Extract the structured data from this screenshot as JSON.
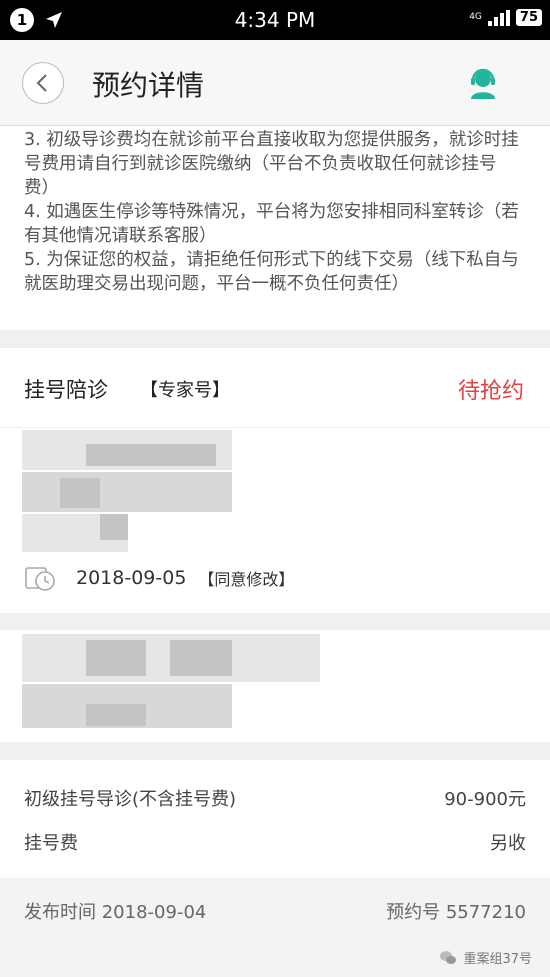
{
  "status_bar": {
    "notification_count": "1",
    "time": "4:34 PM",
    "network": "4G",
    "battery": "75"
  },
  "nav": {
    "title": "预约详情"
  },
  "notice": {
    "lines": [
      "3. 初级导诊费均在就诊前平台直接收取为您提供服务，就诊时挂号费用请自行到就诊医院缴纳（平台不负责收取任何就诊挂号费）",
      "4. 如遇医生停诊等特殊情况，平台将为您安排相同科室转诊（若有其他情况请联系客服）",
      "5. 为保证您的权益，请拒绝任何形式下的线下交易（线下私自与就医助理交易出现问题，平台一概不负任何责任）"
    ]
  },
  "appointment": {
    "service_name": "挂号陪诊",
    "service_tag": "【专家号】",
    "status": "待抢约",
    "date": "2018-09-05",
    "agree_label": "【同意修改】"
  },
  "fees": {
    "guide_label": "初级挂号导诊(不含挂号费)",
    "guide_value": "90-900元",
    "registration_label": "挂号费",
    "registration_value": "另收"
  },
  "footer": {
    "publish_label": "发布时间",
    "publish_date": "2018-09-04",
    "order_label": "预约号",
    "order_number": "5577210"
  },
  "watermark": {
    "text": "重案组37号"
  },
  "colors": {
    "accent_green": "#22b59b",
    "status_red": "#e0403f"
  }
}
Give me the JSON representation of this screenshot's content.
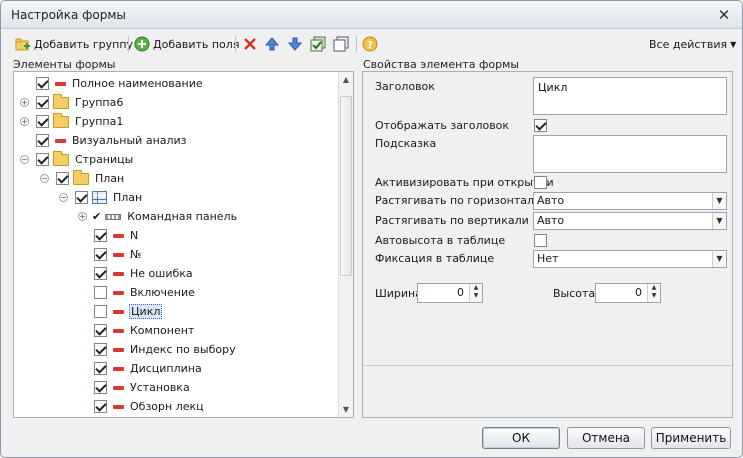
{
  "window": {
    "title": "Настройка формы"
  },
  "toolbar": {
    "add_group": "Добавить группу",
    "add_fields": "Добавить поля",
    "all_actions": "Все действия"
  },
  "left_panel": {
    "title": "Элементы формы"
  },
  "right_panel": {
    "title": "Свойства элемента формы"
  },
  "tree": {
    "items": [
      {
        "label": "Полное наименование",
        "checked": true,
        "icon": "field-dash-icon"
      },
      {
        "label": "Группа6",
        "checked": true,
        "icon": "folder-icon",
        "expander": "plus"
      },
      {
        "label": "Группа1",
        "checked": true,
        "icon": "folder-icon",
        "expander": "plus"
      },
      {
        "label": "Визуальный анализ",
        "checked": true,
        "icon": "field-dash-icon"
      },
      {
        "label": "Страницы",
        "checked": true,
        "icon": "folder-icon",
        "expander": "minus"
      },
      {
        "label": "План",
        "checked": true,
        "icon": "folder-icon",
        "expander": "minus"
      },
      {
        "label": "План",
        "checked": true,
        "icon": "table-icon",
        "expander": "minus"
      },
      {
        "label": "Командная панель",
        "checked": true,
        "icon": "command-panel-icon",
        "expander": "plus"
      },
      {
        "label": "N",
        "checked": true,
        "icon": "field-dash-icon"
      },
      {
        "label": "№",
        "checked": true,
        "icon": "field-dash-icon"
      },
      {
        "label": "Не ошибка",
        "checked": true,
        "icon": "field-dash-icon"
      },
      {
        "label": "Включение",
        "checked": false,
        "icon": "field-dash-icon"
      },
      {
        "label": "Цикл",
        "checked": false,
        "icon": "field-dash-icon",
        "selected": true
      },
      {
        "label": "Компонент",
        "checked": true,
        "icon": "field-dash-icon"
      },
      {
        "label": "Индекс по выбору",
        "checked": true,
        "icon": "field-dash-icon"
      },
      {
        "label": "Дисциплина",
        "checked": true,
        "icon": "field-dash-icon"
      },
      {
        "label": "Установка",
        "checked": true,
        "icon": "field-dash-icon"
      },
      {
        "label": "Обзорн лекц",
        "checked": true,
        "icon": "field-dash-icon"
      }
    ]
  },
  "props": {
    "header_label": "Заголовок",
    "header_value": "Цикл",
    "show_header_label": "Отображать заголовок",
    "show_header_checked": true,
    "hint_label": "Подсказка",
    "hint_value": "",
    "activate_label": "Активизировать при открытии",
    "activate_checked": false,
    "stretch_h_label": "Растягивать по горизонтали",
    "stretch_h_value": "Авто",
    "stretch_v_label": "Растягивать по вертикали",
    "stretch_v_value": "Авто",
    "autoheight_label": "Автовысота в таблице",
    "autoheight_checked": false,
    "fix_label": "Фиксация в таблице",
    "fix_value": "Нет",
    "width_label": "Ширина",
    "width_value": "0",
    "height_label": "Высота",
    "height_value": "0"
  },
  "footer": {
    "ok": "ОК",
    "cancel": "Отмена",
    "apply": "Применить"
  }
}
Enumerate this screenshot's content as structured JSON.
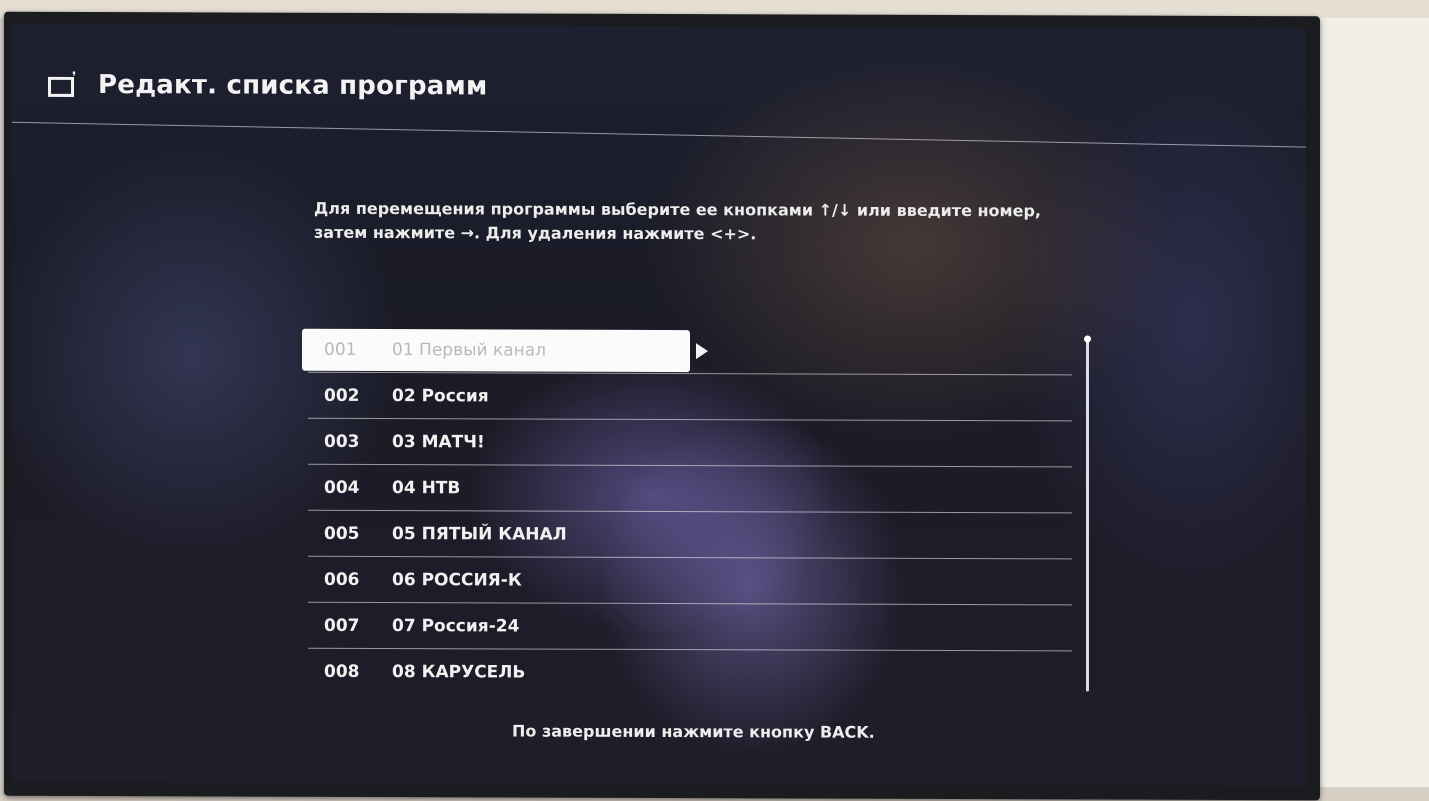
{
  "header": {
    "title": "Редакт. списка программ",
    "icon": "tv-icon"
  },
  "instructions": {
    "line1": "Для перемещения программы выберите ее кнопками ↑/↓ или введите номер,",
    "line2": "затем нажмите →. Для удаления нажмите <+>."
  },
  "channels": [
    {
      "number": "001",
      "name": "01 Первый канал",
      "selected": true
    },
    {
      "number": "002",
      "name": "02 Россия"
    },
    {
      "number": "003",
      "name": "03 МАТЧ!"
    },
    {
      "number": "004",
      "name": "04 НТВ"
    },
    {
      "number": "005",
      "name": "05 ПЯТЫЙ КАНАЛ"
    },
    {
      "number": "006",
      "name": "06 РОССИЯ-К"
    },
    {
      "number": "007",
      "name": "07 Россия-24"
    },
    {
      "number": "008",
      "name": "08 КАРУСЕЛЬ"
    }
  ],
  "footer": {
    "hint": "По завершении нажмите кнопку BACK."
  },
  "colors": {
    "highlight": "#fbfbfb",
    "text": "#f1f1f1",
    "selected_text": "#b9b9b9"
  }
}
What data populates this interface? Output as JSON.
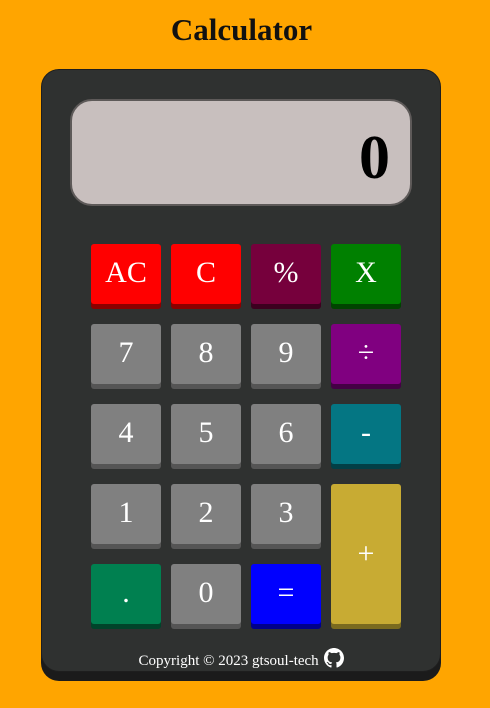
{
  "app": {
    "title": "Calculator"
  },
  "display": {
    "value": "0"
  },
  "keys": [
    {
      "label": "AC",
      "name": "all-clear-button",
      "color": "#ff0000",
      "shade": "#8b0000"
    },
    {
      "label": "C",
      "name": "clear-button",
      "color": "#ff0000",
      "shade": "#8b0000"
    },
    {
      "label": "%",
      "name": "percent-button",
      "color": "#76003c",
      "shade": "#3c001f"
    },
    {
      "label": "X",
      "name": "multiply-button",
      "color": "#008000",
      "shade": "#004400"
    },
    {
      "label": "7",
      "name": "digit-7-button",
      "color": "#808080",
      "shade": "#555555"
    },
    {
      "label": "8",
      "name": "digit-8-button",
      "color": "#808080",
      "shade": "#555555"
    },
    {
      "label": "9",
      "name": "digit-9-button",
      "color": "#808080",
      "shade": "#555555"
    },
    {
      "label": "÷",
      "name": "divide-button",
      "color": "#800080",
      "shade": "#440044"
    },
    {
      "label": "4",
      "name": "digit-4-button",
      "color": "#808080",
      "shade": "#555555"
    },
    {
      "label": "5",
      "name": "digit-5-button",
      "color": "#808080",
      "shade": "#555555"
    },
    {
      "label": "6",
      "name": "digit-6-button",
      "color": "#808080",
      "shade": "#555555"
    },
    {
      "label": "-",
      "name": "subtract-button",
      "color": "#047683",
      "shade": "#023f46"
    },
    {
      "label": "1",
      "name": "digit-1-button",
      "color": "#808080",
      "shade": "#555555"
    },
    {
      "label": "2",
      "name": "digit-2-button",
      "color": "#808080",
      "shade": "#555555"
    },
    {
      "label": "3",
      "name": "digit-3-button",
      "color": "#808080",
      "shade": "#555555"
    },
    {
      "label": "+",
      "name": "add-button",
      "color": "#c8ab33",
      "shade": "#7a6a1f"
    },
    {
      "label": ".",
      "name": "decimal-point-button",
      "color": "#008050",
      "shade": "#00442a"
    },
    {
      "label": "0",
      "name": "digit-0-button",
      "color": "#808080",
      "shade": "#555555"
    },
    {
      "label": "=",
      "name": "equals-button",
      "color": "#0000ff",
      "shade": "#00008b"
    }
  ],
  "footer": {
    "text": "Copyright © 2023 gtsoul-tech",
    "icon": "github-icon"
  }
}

------------------------

AIM OF THE EXERCISE: Copy out each line word for word, please, skipping the images.

FULL OUTPUT:
Extract the structured data from this screenshot as JSON.
{
  "status_bar": {
    "notification_count": "1",
    "time": "4:34 PM",
    "network": "4G",
    "battery": "75"
  },
  "nav": {
    "title": "预约详情"
  },
  "notice": {
    "lines": [
      "3. 初级导诊费均在就诊前平台直接收取为您提供服务，就诊时挂号费用请自行到就诊医院缴纳（平台不负责收取任何就诊挂号费）",
      "4. 如遇医生停诊等特殊情况，平台将为您安排相同科室转诊（若有其他情况请联系客服）",
      "5. 为保证您的权益，请拒绝任何形式下的线下交易（线下私自与就医助理交易出现问题，平台一概不负任何责任）"
    ]
  },
  "appointment": {
    "service_name": "挂号陪诊",
    "service_tag": "【专家号】",
    "status": "待抢约",
    "date": "2018-09-05",
    "agree_label": "【同意修改】"
  },
  "fees": {
    "guide_label": "初级挂号导诊(不含挂号费)",
    "guide_value": "90-900元",
    "registration_label": "挂号费",
    "registration_value": "另收"
  },
  "footer": {
    "publish_label": "发布时间",
    "publish_date": "2018-09-04",
    "order_label": "预约号",
    "order_number": "5577210"
  },
  "watermark": {
    "text": "重案组37号"
  },
  "colors": {
    "accent_green": "#22b59b",
    "status_red": "#e0403f"
  }
}
Give me the JSON representation of this screenshot's content.
{
  "window": {
    "title": "Настройка формы"
  },
  "toolbar": {
    "add_group": "Добавить группу",
    "add_fields": "Добавить поля",
    "all_actions": "Все действия"
  },
  "left_panel": {
    "title": "Элементы формы"
  },
  "right_panel": {
    "title": "Свойства элемента формы"
  },
  "tree": {
    "items": [
      {
        "label": "Полное наименование",
        "checked": true,
        "icon": "field-dash-icon"
      },
      {
        "label": "Группа6",
        "checked": true,
        "icon": "folder-icon",
        "expander": "plus"
      },
      {
        "label": "Группа1",
        "checked": true,
        "icon": "folder-icon",
        "expander": "plus"
      },
      {
        "label": "Визуальный анализ",
        "checked": true,
        "icon": "field-dash-icon"
      },
      {
        "label": "Страницы",
        "checked": true,
        "icon": "folder-icon",
        "expander": "minus"
      },
      {
        "label": "План",
        "checked": true,
        "icon": "folder-icon",
        "expander": "minus"
      },
      {
        "label": "План",
        "checked": true,
        "icon": "table-icon",
        "expander": "minus"
      },
      {
        "label": "Командная панель",
        "checked": true,
        "icon": "command-panel-icon",
        "expander": "plus"
      },
      {
        "label": "N",
        "checked": true,
        "icon": "field-dash-icon"
      },
      {
        "label": "№",
        "checked": true,
        "icon": "field-dash-icon"
      },
      {
        "label": "Не ошибка",
        "checked": true,
        "icon": "field-dash-icon"
      },
      {
        "label": "Включение",
        "checked": false,
        "icon": "field-dash-icon"
      },
      {
        "label": "Цикл",
        "checked": false,
        "icon": "field-dash-icon",
        "selected": true
      },
      {
        "label": "Компонент",
        "checked": true,
        "icon": "field-dash-icon"
      },
      {
        "label": "Индекс по выбору",
        "checked": true,
        "icon": "field-dash-icon"
      },
      {
        "label": "Дисциплина",
        "checked": true,
        "icon": "field-dash-icon"
      },
      {
        "label": "Установка",
        "checked": true,
        "icon": "field-dash-icon"
      },
      {
        "label": "Обзорн лекц",
        "checked": true,
        "icon": "field-dash-icon"
      }
    ]
  },
  "props": {
    "header_label": "Заголовок",
    "header_value": "Цикл",
    "show_header_label": "Отображать заголовок",
    "show_header_checked": true,
    "hint_label": "Подсказка",
    "hint_value": "",
    "activate_label": "Активизировать при открытии",
    "activate_checked": false,
    "stretch_h_label": "Растягивать по горизонтали",
    "stretch_h_value": "Авто",
    "stretch_v_label": "Растягивать по вертикали",
    "stretch_v_value": "Авто",
    "autoheight_label": "Автовысота в таблице",
    "autoheight_checked": false,
    "fix_label": "Фиксация в таблице",
    "fix_value": "Нет",
    "width_label": "Ширина",
    "width_value": "0",
    "height_label": "Высота",
    "height_value": "0"
  },
  "footer": {
    "ok": "ОК",
    "cancel": "Отмена",
    "apply": "Применить"
  }
}
Enumerate this screenshot's content as structured JSON.
{
  "header": {
    "title": "Редакт. списка программ",
    "icon": "tv-icon"
  },
  "instructions": {
    "line1": "Для перемещения программы выберите ее кнопками ↑/↓ или введите номер,",
    "line2": "затем нажмите →. Для удаления нажмите <+>."
  },
  "channels": [
    {
      "number": "001",
      "name": "01 Первый канал",
      "selected": true
    },
    {
      "number": "002",
      "name": "02 Россия"
    },
    {
      "number": "003",
      "name": "03 МАТЧ!"
    },
    {
      "number": "004",
      "name": "04 НТВ"
    },
    {
      "number": "005",
      "name": "05 ПЯТЫЙ КАНАЛ"
    },
    {
      "number": "006",
      "name": "06 РОССИЯ-К"
    },
    {
      "number": "007",
      "name": "07 Россия-24"
    },
    {
      "number": "008",
      "name": "08 КАРУСЕЛЬ"
    }
  ],
  "footer": {
    "hint": "По завершении нажмите кнопку BACK."
  },
  "colors": {
    "highlight": "#fbfbfb",
    "text": "#f1f1f1",
    "selected_text": "#b9b9b9"
  }
}
What data populates this interface? Output as JSON.
{
  "app": {
    "title": "Calculator"
  },
  "display": {
    "value": "0"
  },
  "keys": [
    {
      "label": "AC",
      "name": "all-clear-button",
      "color": "#ff0000",
      "shade": "#8b0000"
    },
    {
      "label": "C",
      "name": "clear-button",
      "color": "#ff0000",
      "shade": "#8b0000"
    },
    {
      "label": "%",
      "name": "percent-button",
      "color": "#76003c",
      "shade": "#3c001f"
    },
    {
      "label": "X",
      "name": "multiply-button",
      "color": "#008000",
      "shade": "#004400"
    },
    {
      "label": "7",
      "name": "digit-7-button",
      "color": "#808080",
      "shade": "#555555"
    },
    {
      "label": "8",
      "name": "digit-8-button",
      "color": "#808080",
      "shade": "#555555"
    },
    {
      "label": "9",
      "name": "digit-9-button",
      "color": "#808080",
      "shade": "#555555"
    },
    {
      "label": "÷",
      "name": "divide-button",
      "color": "#800080",
      "shade": "#440044"
    },
    {
      "label": "4",
      "name": "digit-4-button",
      "color": "#808080",
      "shade": "#555555"
    },
    {
      "label": "5",
      "name": "digit-5-button",
      "color": "#808080",
      "shade": "#555555"
    },
    {
      "label": "6",
      "name": "digit-6-button",
      "color": "#808080",
      "shade": "#555555"
    },
    {
      "label": "-",
      "name": "subtract-button",
      "color": "#047683",
      "shade": "#023f46"
    },
    {
      "label": "1",
      "name": "digit-1-button",
      "color": "#808080",
      "shade": "#555555"
    },
    {
      "label": "2",
      "name": "digit-2-button",
      "color": "#808080",
      "shade": "#555555"
    },
    {
      "label": "3",
      "name": "digit-3-button",
      "color": "#808080",
      "shade": "#555555"
    },
    {
      "label": "+",
      "name": "add-button",
      "color": "#c8ab33",
      "shade": "#7a6a1f"
    },
    {
      "label": ".",
      "name": "decimal-point-button",
      "color": "#008050",
      "shade": "#00442a"
    },
    {
      "label": "0",
      "name": "digit-0-button",
      "color": "#808080",
      "shade": "#555555"
    },
    {
      "label": "=",
      "name": "equals-button",
      "color": "#0000ff",
      "shade": "#00008b"
    }
  ],
  "footer": {
    "text": "Copyright © 2023 gtsoul-tech",
    "icon": "github-icon"
  }
}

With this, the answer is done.